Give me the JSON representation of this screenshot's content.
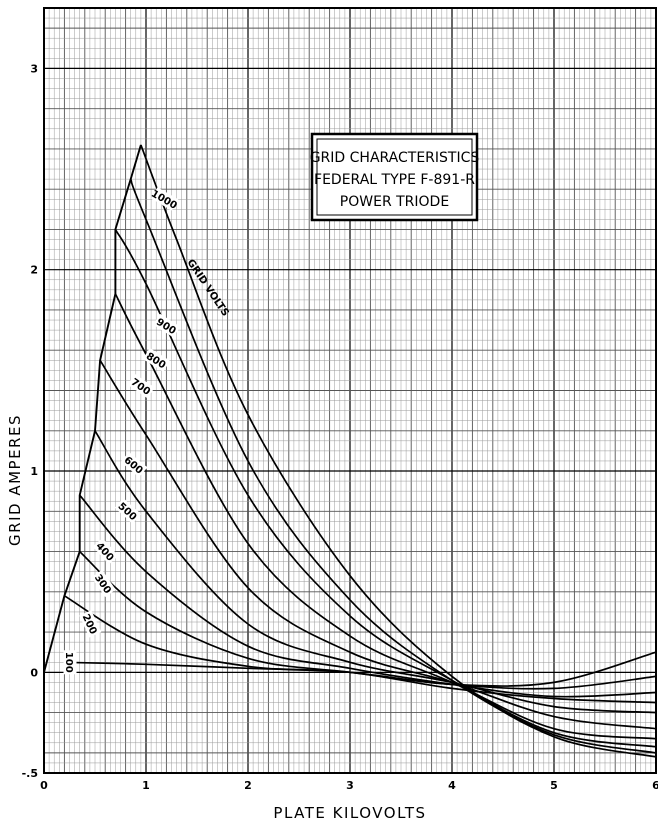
{
  "chart_data": {
    "type": "line",
    "title_lines": [
      "GRID CHARACTERISTICS",
      "FEDERAL TYPE F-891-R",
      "POWER TRIODE"
    ],
    "xlabel": "PLATE KILOVOLTS",
    "ylabel": "GRID AMPERES",
    "family_label": "GRID VOLTS",
    "xlim": [
      0,
      6
    ],
    "ylim": [
      -0.5,
      3.3
    ],
    "x_ticks": [
      "0",
      "1",
      "2",
      "3",
      "4",
      "5",
      "6"
    ],
    "y_ticks": [
      {
        "value": -0.5,
        "label": "-.5"
      },
      {
        "value": 0,
        "label": "0"
      },
      {
        "value": 1,
        "label": "1"
      },
      {
        "value": 2,
        "label": "2"
      },
      {
        "value": 3,
        "label": "3"
      }
    ],
    "grid": true,
    "series": [
      {
        "name": "100",
        "points": [
          [
            0.2,
            0.05
          ],
          [
            1,
            0.04
          ],
          [
            2,
            0.02
          ],
          [
            3,
            0.0
          ],
          [
            4,
            -0.08
          ],
          [
            5,
            -0.13
          ],
          [
            6,
            -0.15
          ]
        ]
      },
      {
        "name": "200",
        "points": [
          [
            0.2,
            0.38
          ],
          [
            1,
            0.14
          ],
          [
            2,
            0.03
          ],
          [
            3,
            0.0
          ],
          [
            4,
            -0.06
          ],
          [
            5,
            -0.05
          ],
          [
            6,
            0.1
          ]
        ]
      },
      {
        "name": "300",
        "points": [
          [
            0.35,
            0.6
          ],
          [
            1,
            0.3
          ],
          [
            2,
            0.07
          ],
          [
            3,
            0.0
          ],
          [
            4,
            -0.06
          ],
          [
            5,
            -0.08
          ],
          [
            6,
            -0.02
          ]
        ]
      },
      {
        "name": "400",
        "points": [
          [
            0.35,
            0.88
          ],
          [
            1,
            0.5
          ],
          [
            2,
            0.13
          ],
          [
            3,
            0.02
          ],
          [
            4,
            -0.06
          ],
          [
            5,
            -0.12
          ],
          [
            6,
            -0.1
          ]
        ]
      },
      {
        "name": "500",
        "points": [
          [
            0.5,
            1.2
          ],
          [
            1,
            0.8
          ],
          [
            2,
            0.24
          ],
          [
            3,
            0.05
          ],
          [
            4,
            -0.05
          ],
          [
            5,
            -0.17
          ],
          [
            6,
            -0.2
          ]
        ]
      },
      {
        "name": "600",
        "points": [
          [
            0.55,
            1.55
          ],
          [
            1,
            1.18
          ],
          [
            2,
            0.42
          ],
          [
            3,
            0.1
          ],
          [
            4,
            -0.05
          ],
          [
            5,
            -0.22
          ],
          [
            6,
            -0.28
          ]
        ]
      },
      {
        "name": "700",
        "points": [
          [
            0.7,
            1.88
          ],
          [
            1,
            1.58
          ],
          [
            2,
            0.64
          ],
          [
            3,
            0.18
          ],
          [
            4,
            -0.05
          ],
          [
            5,
            -0.28
          ],
          [
            6,
            -0.33
          ]
        ]
      },
      {
        "name": "800",
        "points": [
          [
            0.7,
            2.2
          ],
          [
            1,
            1.93
          ],
          [
            2,
            0.88
          ],
          [
            3,
            0.28
          ],
          [
            4,
            -0.04
          ],
          [
            5,
            -0.3
          ],
          [
            6,
            -0.37
          ]
        ]
      },
      {
        "name": "900",
        "points": [
          [
            0.85,
            2.45
          ],
          [
            1,
            2.25
          ],
          [
            2,
            1.05
          ],
          [
            3,
            0.36
          ],
          [
            4,
            -0.04
          ],
          [
            5,
            -0.31
          ],
          [
            6,
            -0.4
          ]
        ]
      },
      {
        "name": "1000",
        "points": [
          [
            0.95,
            2.62
          ],
          [
            1.3,
            2.15
          ],
          [
            2,
            1.28
          ],
          [
            3,
            0.48
          ],
          [
            4,
            -0.02
          ],
          [
            5,
            -0.32
          ],
          [
            6,
            -0.42
          ]
        ]
      }
    ],
    "envelope": [
      [
        0,
        0
      ],
      [
        0.2,
        0.38
      ],
      [
        0.35,
        0.6
      ],
      [
        0.35,
        0.88
      ],
      [
        0.5,
        1.2
      ],
      [
        0.55,
        1.55
      ],
      [
        0.7,
        1.88
      ],
      [
        0.7,
        2.2
      ],
      [
        0.85,
        2.45
      ],
      [
        0.95,
        2.62
      ]
    ]
  }
}
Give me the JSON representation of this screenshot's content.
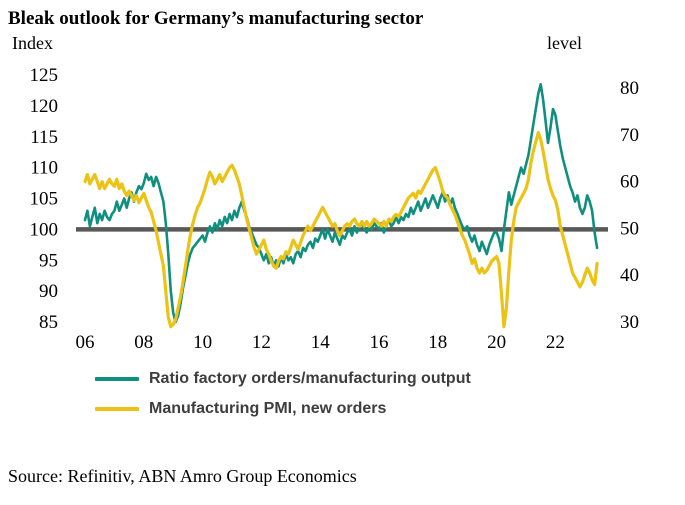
{
  "title": "Bleak outlook for Germany’s manufacturing sector",
  "source": "Source: Refinitiv, ABN Amro Group Economics",
  "colors": {
    "ratio_line": "#0f8f7f",
    "pmi_line": "#ecc315",
    "reference_line": "#595959",
    "legend_text": "#3d3d3d"
  },
  "chart_data": {
    "type": "line",
    "title": "Bleak outlook for Germany’s manufacturing sector",
    "x_monthly_start": "2006-01",
    "points_per_year": 12,
    "x_ticks": [
      {
        "label": "06",
        "year": 2006
      },
      {
        "label": "08",
        "year": 2008
      },
      {
        "label": "10",
        "year": 2010
      },
      {
        "label": "12",
        "year": 2012
      },
      {
        "label": "14",
        "year": 2014
      },
      {
        "label": "16",
        "year": 2016
      },
      {
        "label": "18",
        "year": 2018
      },
      {
        "label": "20",
        "year": 2020
      },
      {
        "label": "22",
        "year": 2022
      }
    ],
    "left_axis": {
      "label": "Index",
      "range": [
        85,
        125
      ],
      "ticks": [
        125,
        120,
        115,
        110,
        105,
        100,
        95,
        90,
        85
      ]
    },
    "right_axis": {
      "label": "level",
      "range": [
        30,
        80
      ],
      "ticks": [
        80,
        70,
        60,
        50,
        40,
        30
      ]
    },
    "reference_line": {
      "left_value": 100,
      "right_value": 50
    },
    "grid": false,
    "legend_position": "bottom",
    "series": [
      {
        "name": "Ratio factory orders/manufacturing output",
        "axis": "left",
        "color": "#0f8f7f",
        "values": [
          101.5,
          103,
          100.5,
          102,
          103.5,
          101,
          102.5,
          101.5,
          103,
          102,
          101.5,
          102.5,
          103,
          104.5,
          103,
          104,
          105,
          103.5,
          105,
          106,
          104.5,
          106,
          107,
          106.5,
          107.5,
          109,
          108,
          108.5,
          107,
          108.5,
          107.5,
          106,
          104.5,
          101,
          96,
          90,
          86.5,
          85,
          86,
          88,
          90.5,
          92.5,
          94.5,
          96,
          97,
          97.5,
          98,
          98.5,
          99,
          98,
          99.5,
          100.5,
          99.5,
          101,
          100,
          101.5,
          100.5,
          102,
          101,
          102.5,
          101.5,
          103,
          102,
          103.5,
          104.5,
          103,
          102,
          100.5,
          99.5,
          98.5,
          97.5,
          97,
          96,
          95,
          96,
          94.5,
          95.5,
          94,
          95,
          94,
          95.5,
          94.5,
          96,
          95,
          95.5,
          94.5,
          96,
          96.5,
          95.5,
          97,
          96.5,
          97.5,
          98,
          97,
          98.5,
          98,
          99,
          100,
          98.5,
          100,
          99,
          98,
          99.5,
          98.5,
          97.5,
          99,
          98.5,
          99.5,
          100,
          99,
          100.5,
          99.5,
          100.5,
          101,
          100,
          99.5,
          100.5,
          100,
          101,
          100.5,
          100,
          101,
          99.5,
          100.5,
          101.5,
          100.5,
          101,
          102,
          101,
          102,
          101.5,
          102.5,
          102,
          103.5,
          102.5,
          103.5,
          104.5,
          103,
          104,
          105,
          103.5,
          104.5,
          105.5,
          104.5,
          103.5,
          105,
          106,
          104.5,
          105.5,
          104,
          105,
          103.5,
          102.5,
          101.5,
          100.5,
          100,
          100.5,
          99,
          98,
          99,
          97.5,
          96.5,
          98,
          97,
          96,
          97.5,
          98.5,
          99.5,
          99.5,
          98.5,
          96.5,
          100,
          103,
          106,
          104,
          105.5,
          107,
          108.5,
          110,
          109,
          110.5,
          112,
          114.5,
          117,
          119.5,
          122,
          123.5,
          121,
          117.5,
          114,
          116.5,
          119.5,
          118.5,
          116,
          113.5,
          111.5,
          110,
          108.5,
          107,
          106,
          104.5,
          105.5,
          103.5,
          102.5,
          103.5,
          105.5,
          104.5,
          103,
          99.5,
          97
        ]
      },
      {
        "name": "Manufacturing PMI, new orders",
        "axis": "right",
        "color": "#ecc315",
        "values": [
          60,
          61.5,
          59.5,
          60.5,
          61.5,
          60,
          58.5,
          60,
          58.5,
          59.5,
          60.5,
          59.5,
          59,
          60.5,
          58.5,
          59.5,
          58,
          57,
          58,
          57,
          56,
          57,
          55.5,
          56.5,
          57.5,
          56,
          54.5,
          53.5,
          51.5,
          49.5,
          47,
          44.5,
          42,
          36.5,
          31,
          29,
          29.5,
          30.5,
          33,
          35.5,
          38.5,
          42,
          45.5,
          48.5,
          51,
          53,
          54.5,
          55.5,
          57,
          58.5,
          60.5,
          62,
          61,
          59.5,
          60.5,
          61.5,
          60,
          61,
          62,
          63,
          63.5,
          62.5,
          61,
          59.5,
          57,
          54.5,
          52,
          50,
          48,
          46,
          44.5,
          45.5,
          46.5,
          47.5,
          45.5,
          44.5,
          43,
          42,
          41.5,
          43,
          44,
          43.5,
          45,
          44.5,
          46,
          47.5,
          46.5,
          45.5,
          47,
          48.5,
          49.5,
          50.5,
          49.5,
          50.5,
          51.5,
          52.5,
          53.5,
          54.5,
          53.5,
          52.5,
          51.5,
          50.5,
          51,
          49.5,
          48.5,
          49.5,
          50.5,
          51,
          50.5,
          51.5,
          52,
          51,
          50.5,
          51.5,
          50.5,
          51.5,
          50.5,
          51,
          52,
          51.5,
          51,
          50.5,
          51.5,
          50.5,
          52,
          51.5,
          52.5,
          53,
          52.5,
          53.5,
          54.5,
          55.5,
          56.5,
          57,
          57.5,
          56.5,
          58,
          57.5,
          58.5,
          59.5,
          60.5,
          61.5,
          62.5,
          63,
          61.5,
          60,
          58,
          57,
          56.5,
          55,
          54,
          53,
          51.5,
          50,
          48.5,
          47.5,
          46,
          44.5,
          42.5,
          43.5,
          41.5,
          40.5,
          41.5,
          40.5,
          41,
          42,
          43,
          43.5,
          44,
          42.5,
          36,
          29,
          33,
          41,
          47.5,
          51.5,
          54.5,
          55.5,
          56.5,
          57.5,
          58.5,
          60.5,
          64,
          66.5,
          68.5,
          70.5,
          69,
          66.5,
          63.5,
          60.5,
          58.5,
          57,
          56,
          54,
          50.5,
          48.5,
          46.5,
          44.5,
          42.5,
          40.5,
          39.5,
          38.5,
          37.5,
          38.5,
          40,
          41.5,
          40.5,
          39,
          38,
          42.5
        ]
      }
    ]
  }
}
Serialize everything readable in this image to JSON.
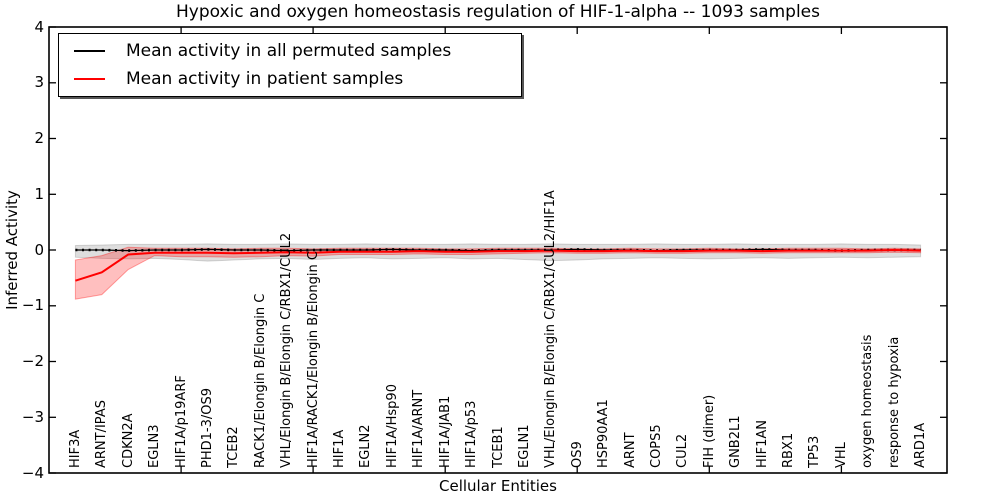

■ Problem requirements ■
Read the data above and pull out each line that holds the string "sector".

■ Response to this exercise ■
  "title": "Bleak outlook for Germany’s manufacturing sector",
    "title": "Bleak outlook for Germany’s manufacturing sector",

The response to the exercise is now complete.